__Task input__.

————

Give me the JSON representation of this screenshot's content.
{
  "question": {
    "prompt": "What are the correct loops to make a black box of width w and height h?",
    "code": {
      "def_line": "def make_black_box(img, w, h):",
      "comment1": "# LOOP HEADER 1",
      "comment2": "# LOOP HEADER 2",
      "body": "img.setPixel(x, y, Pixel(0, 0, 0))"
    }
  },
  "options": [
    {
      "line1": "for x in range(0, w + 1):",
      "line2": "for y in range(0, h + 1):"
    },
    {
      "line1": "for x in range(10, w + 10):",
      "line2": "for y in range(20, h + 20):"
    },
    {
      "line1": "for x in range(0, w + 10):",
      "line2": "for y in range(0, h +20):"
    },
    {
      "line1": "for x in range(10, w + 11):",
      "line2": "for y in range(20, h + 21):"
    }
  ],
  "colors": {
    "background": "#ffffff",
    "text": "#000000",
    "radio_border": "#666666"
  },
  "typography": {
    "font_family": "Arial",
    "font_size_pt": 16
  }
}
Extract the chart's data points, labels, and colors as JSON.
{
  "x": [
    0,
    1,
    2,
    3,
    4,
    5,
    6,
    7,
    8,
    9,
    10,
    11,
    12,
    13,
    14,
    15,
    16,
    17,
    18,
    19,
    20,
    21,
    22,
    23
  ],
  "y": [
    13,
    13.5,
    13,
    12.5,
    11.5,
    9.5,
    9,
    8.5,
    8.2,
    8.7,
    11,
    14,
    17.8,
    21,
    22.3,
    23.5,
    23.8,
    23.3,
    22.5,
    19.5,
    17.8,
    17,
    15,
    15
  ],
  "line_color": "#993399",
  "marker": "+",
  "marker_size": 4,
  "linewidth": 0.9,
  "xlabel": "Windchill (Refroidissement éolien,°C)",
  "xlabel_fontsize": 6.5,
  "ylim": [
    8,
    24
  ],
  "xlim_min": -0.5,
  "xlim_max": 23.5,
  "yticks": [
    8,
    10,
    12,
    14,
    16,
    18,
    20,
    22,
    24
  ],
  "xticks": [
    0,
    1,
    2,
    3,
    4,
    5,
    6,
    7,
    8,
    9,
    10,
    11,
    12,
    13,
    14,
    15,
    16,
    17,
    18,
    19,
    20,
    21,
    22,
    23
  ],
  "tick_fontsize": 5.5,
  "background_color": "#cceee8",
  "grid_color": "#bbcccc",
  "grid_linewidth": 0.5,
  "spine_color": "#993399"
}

————

__Short problem__.
Retype every record above exactly as written.

__Task result__.
Give me the JSON representation of this screenshot's content.
{
  "question": {
    "prompt": "What are the correct loops to make a black box of width w and height h?",
    "code": {
      "def_line": "def make_black_box(img, w, h):",
      "comment1": "# LOOP HEADER 1",
      "comment2": "# LOOP HEADER 2",
      "body": "img.setPixel(x, y, Pixel(0, 0, 0))"
    }
  },
  "options": [
    {
      "line1": "for x in range(0, w + 1):",
      "line2": "for y in range(0, h + 1):"
    },
    {
      "line1": "for x in range(10, w + 10):",
      "line2": "for y in range(20, h + 20):"
    },
    {
      "line1": "for x in range(0, w + 10):",
      "line2": "for y in range(0, h +20):"
    },
    {
      "line1": "for x in range(10, w + 11):",
      "line2": "for y in range(20, h + 21):"
    }
  ],
  "colors": {
    "background": "#ffffff",
    "text": "#000000",
    "radio_border": "#666666"
  },
  "typography": {
    "font_family": "Arial",
    "font_size_pt": 16
  }
}
Extract the chart's data points, labels, and colors as JSON.
{
  "x": [
    0,
    1,
    2,
    3,
    4,
    5,
    6,
    7,
    8,
    9,
    10,
    11,
    12,
    13,
    14,
    15,
    16,
    17,
    18,
    19,
    20,
    21,
    22,
    23
  ],
  "y": [
    13,
    13.5,
    13,
    12.5,
    11.5,
    9.5,
    9,
    8.5,
    8.2,
    8.7,
    11,
    14,
    17.8,
    21,
    22.3,
    23.5,
    23.8,
    23.3,
    22.5,
    19.5,
    17.8,
    17,
    15,
    15
  ],
  "line_color": "#993399",
  "marker": "+",
  "marker_size": 4,
  "linewidth": 0.9,
  "xlabel": "Windchill (Refroidissement éolien,°C)",
  "xlabel_fontsize": 6.5,
  "ylim": [
    8,
    24
  ],
  "xlim_min": -0.5,
  "xlim_max": 23.5,
  "yticks": [
    8,
    10,
    12,
    14,
    16,
    18,
    20,
    22,
    24
  ],
  "xticks": [
    0,
    1,
    2,
    3,
    4,
    5,
    6,
    7,
    8,
    9,
    10,
    11,
    12,
    13,
    14,
    15,
    16,
    17,
    18,
    19,
    20,
    21,
    22,
    23
  ],
  "tick_fontsize": 5.5,
  "background_color": "#cceee8",
  "grid_color": "#bbcccc",
  "grid_linewidth": 0.5,
  "spine_color": "#993399"
}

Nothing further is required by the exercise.